# Work instructions:
Produce a verbatim copy of the entries listed below.

(Items from a dataset)
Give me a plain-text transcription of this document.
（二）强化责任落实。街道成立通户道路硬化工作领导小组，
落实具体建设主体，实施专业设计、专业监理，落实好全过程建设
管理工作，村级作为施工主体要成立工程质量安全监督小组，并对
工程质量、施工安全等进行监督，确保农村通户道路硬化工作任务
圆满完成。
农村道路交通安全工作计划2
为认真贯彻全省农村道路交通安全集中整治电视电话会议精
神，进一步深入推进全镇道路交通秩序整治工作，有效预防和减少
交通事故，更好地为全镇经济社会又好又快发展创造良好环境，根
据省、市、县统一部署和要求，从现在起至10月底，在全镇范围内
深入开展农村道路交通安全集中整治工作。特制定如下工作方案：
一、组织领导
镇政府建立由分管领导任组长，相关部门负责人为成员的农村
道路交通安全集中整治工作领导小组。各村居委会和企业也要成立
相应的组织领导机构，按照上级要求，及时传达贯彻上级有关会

# Answer in full:
Give me a plain-text transcription of this document.
（二）强化责任落实。街道成立通户道路硬化工作领导小组，
落实具体建设主体，实施专业设计、专业监理，落实好全过程建设
管理工作，村级作为施工主体要成立工程质量安全监督小组，并对
工程质量、施工安全等进行监督，确保农村通户道路硬化工作任务
圆满完成。
农村道路交通安全工作计划2
为认真贯彻全省农村道路交通安全集中整治电视电话会议精
神，进一步深入推进全镇道路交通秩序整治工作，有效预防和减少
交通事故，更好地为全镇经济社会又好又快发展创造良好环境，根
据省、市、县统一部署和要求，从现在起至10月底，在全镇范围内
深入开展农村道路交通安全集中整治工作。特制定如下工作方案：
一、组织领导
镇政府建立由分管领导任组长，相关部门负责人为成员的农村
道路交通安全集中整治工作领导小组。各村居委会和企业也要成立
相应的组织领导机构，按照上级要求，及时传达贯彻上级有关会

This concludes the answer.